Work to do >>
Pull out every line below containing the word "glyph".

------ Provided records

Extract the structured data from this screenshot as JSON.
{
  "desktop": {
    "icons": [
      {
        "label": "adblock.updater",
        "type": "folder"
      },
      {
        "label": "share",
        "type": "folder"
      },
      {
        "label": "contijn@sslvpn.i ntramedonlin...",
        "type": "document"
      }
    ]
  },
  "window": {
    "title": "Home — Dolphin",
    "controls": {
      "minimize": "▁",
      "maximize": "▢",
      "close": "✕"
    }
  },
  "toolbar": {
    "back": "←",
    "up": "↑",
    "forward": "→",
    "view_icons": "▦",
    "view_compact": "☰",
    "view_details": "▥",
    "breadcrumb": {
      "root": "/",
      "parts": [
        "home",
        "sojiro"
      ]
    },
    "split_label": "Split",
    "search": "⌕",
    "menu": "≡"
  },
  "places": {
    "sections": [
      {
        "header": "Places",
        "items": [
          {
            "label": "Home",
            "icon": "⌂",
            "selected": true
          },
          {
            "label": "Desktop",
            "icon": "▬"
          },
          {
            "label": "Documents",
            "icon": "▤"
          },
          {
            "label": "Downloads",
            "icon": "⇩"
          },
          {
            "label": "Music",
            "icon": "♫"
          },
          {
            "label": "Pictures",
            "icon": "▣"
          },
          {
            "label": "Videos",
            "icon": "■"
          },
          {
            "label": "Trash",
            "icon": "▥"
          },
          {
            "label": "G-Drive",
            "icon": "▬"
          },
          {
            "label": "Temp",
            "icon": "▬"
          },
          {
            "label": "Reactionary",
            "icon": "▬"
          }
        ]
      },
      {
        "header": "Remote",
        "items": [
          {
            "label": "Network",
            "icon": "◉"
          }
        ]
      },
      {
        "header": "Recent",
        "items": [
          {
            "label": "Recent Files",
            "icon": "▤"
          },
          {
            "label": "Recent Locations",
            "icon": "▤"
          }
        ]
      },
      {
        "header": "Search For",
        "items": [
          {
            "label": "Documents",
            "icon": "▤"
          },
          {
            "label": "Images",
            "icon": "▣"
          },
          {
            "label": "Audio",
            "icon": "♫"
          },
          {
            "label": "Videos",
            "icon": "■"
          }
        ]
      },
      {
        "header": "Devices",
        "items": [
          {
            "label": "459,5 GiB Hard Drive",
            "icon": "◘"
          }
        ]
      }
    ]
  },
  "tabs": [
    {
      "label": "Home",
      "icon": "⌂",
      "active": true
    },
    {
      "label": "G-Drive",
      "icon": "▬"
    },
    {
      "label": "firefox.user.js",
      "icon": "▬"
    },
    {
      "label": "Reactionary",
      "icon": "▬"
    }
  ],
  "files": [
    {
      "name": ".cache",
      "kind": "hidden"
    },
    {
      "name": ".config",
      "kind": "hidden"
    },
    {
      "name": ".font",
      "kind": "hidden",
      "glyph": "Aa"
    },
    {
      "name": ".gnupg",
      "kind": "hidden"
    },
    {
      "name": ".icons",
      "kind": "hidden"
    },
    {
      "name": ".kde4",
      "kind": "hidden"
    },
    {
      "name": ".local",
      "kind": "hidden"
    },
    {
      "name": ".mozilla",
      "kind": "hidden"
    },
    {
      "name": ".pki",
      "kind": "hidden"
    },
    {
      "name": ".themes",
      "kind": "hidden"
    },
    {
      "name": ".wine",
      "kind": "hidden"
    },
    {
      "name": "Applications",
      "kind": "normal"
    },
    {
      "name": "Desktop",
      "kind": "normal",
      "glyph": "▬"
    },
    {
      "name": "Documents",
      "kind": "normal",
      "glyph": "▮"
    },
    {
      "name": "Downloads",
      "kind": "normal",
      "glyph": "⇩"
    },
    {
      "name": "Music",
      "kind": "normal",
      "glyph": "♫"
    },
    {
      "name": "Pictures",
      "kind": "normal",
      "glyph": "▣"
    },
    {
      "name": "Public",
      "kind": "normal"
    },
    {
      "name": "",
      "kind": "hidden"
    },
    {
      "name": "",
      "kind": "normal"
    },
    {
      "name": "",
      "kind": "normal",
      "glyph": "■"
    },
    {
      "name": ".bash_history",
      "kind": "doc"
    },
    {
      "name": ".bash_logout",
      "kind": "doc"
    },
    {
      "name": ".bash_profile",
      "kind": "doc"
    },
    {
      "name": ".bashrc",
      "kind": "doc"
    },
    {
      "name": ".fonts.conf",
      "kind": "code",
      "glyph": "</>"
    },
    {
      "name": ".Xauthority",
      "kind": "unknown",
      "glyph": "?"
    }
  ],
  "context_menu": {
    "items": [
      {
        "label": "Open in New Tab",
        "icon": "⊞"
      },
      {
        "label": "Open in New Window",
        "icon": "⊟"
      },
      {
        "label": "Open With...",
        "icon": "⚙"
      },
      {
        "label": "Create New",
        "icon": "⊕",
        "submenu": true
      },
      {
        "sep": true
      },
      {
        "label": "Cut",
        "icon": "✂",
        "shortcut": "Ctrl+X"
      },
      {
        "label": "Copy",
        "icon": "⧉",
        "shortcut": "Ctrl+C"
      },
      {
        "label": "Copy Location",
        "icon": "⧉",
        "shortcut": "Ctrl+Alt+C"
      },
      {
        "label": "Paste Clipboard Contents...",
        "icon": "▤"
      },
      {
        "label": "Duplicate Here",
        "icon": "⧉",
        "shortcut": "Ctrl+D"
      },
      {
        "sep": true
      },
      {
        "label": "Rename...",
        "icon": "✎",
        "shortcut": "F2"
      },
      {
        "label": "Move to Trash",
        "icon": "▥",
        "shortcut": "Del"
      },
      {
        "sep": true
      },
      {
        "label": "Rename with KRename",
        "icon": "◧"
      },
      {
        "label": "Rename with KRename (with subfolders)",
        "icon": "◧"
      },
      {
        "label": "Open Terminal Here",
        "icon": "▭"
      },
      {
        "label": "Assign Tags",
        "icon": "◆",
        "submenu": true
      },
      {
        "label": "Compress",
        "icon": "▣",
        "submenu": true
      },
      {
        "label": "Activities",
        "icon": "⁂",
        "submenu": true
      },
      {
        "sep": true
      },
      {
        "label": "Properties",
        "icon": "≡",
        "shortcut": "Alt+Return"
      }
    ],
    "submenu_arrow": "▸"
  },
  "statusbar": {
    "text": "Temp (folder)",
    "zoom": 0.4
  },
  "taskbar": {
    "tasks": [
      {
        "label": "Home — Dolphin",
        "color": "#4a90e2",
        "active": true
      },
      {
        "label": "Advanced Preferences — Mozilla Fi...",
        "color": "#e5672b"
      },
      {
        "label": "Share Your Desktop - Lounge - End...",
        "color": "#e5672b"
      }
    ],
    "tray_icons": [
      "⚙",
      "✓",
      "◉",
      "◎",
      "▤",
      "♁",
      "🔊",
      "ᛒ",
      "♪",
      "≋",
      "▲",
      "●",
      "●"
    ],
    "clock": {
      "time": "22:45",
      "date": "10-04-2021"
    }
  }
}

------------

Task answer >>
      "glyph": "Aa"
      "glyph": "▬"
      "glyph": "▮"
      "glyph": "⇩"
      "glyph": "♫"
      "glyph": "▣"
      "glyph": "■"
      "glyph": "</>"
      "glyph": "?"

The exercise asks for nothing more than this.